Gib aus dem Text über „Die Verräter“ den Abschnitt wieder, der mit den Worten „Uspenka, ein Plandorf“ beginnt und mit „Identität infrage stellt.“ schließt, und ändere darin „Steppe“ in „Ebene“.

§ **TEXTAUSZUG**
=-=-=-=-=

Artur Weigandt: Die Verräter
Bozen
Waltherhaus,
Schlernstr. 1,
39100 Bozen
Artur Weigandt schreibt als Chronist der Heimatlosen über den Zusammenbruch der Sowjetunion, die Suche nach der eigenen Herkunft und den Krieg in der Ukraine.
Uspenka, ein Plandorf in der weiten Steppe im heutigen Kasachstan, in dem alles parallel zueinander läuft: Straßen, Menschen, Kühe. Alles, was in Uspenka geschah, könnte auch im Rest der UdSSR so geschehen sein: die Repressionen, der Zwang, die Deportationen. Mit dem Zerfall der Sowjetunion verwaiste Uspenka. Viele Menschen gingen weg und begannen ein neues Leben in der Fremde. Und wurden damit zu Verrätern ihrer Heimat.
Artur Weigandt, selbst in Uspenka geboren, hat einen journalistischen Heimatroman geschrieben, über ein Dorf, das für den Lauf der Geschichte nie eine Rolle spielte, und über die Menschen, in deren Erinnerungen das Dorf weiterlebt. Mit diesen Menschen spricht er, und er folgt den Spuren, die Flucht und Vertreibung in seiner eigenen Familie hinterlassen haben. Nur um am Ende festzustellen, wie sehr der russische Angriff auf die Ukraine seine Identität infrage stellt.

=-=-=-=-=

§ **DATENAUSZUG**
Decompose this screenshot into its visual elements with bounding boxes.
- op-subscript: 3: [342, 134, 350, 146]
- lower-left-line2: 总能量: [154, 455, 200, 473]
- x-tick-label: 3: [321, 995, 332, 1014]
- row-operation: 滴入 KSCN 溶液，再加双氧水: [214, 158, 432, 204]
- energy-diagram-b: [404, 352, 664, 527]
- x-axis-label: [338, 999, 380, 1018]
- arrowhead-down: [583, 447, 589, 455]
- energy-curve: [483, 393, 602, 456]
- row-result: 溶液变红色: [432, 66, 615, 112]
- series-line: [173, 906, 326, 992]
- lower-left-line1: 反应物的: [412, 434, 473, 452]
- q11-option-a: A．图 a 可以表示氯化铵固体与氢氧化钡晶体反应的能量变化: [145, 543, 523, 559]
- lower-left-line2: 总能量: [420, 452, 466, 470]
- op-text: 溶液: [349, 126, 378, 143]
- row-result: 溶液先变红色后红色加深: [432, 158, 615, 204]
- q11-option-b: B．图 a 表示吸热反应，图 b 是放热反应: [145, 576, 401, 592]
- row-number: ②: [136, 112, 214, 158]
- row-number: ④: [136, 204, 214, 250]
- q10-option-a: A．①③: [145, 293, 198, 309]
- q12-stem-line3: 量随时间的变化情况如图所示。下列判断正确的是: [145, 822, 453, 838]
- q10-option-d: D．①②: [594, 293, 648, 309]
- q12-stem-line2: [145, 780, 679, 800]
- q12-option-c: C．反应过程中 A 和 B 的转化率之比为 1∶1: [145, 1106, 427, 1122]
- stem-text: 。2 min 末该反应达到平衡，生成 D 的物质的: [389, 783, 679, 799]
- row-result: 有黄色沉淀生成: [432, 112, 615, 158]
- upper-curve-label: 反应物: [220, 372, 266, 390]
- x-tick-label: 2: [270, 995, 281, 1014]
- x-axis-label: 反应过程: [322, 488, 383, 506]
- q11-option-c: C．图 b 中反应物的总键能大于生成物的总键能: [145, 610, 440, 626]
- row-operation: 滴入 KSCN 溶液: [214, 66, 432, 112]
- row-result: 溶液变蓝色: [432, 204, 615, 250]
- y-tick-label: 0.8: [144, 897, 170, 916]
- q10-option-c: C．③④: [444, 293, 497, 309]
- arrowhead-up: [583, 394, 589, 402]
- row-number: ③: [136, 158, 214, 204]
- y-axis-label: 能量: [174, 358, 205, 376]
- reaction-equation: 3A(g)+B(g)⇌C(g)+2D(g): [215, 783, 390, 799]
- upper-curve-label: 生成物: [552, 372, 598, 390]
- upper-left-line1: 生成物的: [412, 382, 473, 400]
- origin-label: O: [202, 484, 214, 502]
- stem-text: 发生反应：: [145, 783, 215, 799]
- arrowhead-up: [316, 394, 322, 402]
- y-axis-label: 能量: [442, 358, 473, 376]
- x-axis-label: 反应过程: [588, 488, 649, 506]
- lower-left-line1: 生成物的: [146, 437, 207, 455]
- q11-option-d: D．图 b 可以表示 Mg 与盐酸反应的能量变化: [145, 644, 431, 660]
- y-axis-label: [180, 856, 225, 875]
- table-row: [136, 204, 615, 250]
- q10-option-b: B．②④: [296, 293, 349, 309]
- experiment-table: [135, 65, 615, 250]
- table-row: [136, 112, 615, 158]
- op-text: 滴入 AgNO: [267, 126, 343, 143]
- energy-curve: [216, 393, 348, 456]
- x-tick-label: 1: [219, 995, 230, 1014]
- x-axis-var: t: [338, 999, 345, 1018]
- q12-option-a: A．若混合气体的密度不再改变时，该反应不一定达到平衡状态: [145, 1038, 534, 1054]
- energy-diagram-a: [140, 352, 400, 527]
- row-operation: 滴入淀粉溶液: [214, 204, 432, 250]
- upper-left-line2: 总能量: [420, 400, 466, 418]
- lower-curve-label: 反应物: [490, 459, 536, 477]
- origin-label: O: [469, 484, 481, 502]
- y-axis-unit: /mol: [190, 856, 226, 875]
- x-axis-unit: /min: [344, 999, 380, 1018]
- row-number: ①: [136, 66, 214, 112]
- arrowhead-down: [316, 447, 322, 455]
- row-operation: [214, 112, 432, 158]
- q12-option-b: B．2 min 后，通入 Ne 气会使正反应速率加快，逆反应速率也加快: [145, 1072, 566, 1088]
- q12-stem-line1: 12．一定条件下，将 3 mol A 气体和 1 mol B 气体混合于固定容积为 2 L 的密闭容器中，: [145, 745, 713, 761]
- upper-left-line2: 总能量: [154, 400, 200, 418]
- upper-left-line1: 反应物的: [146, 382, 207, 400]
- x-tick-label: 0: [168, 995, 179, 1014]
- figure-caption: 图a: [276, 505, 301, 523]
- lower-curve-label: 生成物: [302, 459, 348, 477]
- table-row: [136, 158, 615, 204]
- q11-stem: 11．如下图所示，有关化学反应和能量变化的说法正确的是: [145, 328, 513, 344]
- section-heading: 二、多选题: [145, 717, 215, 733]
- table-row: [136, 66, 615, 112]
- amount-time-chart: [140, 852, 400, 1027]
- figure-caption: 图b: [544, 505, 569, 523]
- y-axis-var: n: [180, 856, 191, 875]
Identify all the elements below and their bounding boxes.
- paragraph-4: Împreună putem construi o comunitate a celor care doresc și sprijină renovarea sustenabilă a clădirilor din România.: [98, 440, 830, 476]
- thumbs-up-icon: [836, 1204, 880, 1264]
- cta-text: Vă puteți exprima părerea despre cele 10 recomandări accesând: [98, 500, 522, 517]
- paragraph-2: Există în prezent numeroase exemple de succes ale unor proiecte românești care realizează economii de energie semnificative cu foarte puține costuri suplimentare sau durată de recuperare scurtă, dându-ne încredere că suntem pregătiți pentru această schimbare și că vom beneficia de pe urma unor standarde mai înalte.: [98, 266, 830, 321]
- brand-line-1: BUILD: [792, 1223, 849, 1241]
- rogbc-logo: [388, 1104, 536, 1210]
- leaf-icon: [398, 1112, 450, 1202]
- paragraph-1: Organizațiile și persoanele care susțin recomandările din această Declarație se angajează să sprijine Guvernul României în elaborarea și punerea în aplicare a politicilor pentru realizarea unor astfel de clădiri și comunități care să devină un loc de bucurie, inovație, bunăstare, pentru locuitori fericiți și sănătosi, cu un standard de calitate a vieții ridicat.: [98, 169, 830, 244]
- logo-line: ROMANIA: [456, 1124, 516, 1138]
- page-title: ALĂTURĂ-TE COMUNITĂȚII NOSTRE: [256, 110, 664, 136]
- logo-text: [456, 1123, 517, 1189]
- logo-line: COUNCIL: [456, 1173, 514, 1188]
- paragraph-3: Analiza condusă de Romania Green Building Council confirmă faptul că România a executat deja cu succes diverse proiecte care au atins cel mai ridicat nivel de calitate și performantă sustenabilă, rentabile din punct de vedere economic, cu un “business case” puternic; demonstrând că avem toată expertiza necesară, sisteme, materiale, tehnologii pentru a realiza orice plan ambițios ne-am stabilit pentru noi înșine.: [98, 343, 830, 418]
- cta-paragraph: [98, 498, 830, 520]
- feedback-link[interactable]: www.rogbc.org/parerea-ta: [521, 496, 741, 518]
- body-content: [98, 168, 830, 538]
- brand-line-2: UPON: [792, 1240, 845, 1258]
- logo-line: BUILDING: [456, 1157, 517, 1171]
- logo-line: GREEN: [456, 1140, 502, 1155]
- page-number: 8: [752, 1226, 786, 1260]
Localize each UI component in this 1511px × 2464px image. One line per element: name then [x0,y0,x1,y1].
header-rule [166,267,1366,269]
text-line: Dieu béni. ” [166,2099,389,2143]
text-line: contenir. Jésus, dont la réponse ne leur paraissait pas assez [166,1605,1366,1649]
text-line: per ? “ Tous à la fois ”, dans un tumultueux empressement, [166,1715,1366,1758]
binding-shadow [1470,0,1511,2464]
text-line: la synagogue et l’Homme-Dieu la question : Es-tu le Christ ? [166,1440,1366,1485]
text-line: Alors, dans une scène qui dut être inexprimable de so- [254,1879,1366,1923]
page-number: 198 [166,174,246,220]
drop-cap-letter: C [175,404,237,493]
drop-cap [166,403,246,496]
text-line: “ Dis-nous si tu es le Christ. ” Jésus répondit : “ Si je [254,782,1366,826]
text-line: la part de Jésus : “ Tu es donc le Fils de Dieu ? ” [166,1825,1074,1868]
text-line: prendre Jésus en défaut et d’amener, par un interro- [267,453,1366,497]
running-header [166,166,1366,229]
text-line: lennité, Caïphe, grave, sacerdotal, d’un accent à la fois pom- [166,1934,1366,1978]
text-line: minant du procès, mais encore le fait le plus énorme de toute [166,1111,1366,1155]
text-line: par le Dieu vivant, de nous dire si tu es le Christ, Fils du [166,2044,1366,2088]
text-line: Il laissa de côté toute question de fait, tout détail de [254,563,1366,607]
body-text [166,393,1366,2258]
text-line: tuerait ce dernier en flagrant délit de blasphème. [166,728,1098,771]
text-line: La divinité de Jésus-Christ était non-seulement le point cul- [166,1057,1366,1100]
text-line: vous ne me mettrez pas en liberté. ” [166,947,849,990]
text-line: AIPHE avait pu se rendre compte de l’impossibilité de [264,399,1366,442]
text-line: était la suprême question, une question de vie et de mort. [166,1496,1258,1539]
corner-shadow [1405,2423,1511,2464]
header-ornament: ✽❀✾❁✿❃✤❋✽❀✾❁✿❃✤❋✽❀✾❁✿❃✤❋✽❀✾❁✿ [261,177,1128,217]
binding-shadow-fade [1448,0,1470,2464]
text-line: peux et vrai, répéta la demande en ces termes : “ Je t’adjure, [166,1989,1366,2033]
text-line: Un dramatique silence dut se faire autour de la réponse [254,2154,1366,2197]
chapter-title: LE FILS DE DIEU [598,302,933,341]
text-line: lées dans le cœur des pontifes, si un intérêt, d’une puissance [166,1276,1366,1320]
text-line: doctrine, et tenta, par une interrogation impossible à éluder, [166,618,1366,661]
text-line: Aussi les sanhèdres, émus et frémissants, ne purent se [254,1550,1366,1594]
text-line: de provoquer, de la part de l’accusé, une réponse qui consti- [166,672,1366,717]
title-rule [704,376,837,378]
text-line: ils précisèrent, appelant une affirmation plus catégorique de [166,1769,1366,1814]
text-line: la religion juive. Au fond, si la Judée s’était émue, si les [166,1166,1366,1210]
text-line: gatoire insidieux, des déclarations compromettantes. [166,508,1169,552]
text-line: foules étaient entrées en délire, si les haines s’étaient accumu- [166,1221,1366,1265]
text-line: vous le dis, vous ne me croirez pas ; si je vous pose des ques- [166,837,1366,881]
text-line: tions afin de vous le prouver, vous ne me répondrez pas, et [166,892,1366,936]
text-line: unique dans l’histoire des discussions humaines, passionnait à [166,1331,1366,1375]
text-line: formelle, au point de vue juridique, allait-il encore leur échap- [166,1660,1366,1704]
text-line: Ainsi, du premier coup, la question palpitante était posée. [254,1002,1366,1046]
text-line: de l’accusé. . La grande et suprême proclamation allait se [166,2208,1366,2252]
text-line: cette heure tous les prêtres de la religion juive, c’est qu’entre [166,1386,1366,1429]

=-=-=-=-=

§ **ERGEBNIS**
Uspenka, ein Plandorf in der weiten Ebene im heutigen Kasachstan, in dem alles parallel zueinander läuft: Straßen, Menschen, Kühe. Alles, was in Uspenka geschah, könnte auch im Rest der UdSSR so geschehen sein: die Repressionen, der Zwang, die Deportationen. Mit dem Zerfall der Sowjetunion verwaiste Uspenka. Viele Menschen gingen weg und begannen ein neues Leben in der Fremde. Und wurden damit zu Verrätern ihrer Heimat.
Artur Weigandt, selbst in Uspenka geboren, hat einen journalistischen Heimatroman geschrieben, über ein Dorf, das für den Lauf der Geschichte nie eine Rolle spielte, und über die Menschen, in deren Erinnerungen das Dorf weiterlebt. Mit diesen Menschen spricht er, und er folgt den Spuren, die Flucht und Vertreibung in seiner eigenen Familie hinterlassen haben. Nur um am Ende festzustellen, wie sehr der russische Angriff auf die Ukraine seine Identität infrage stellt.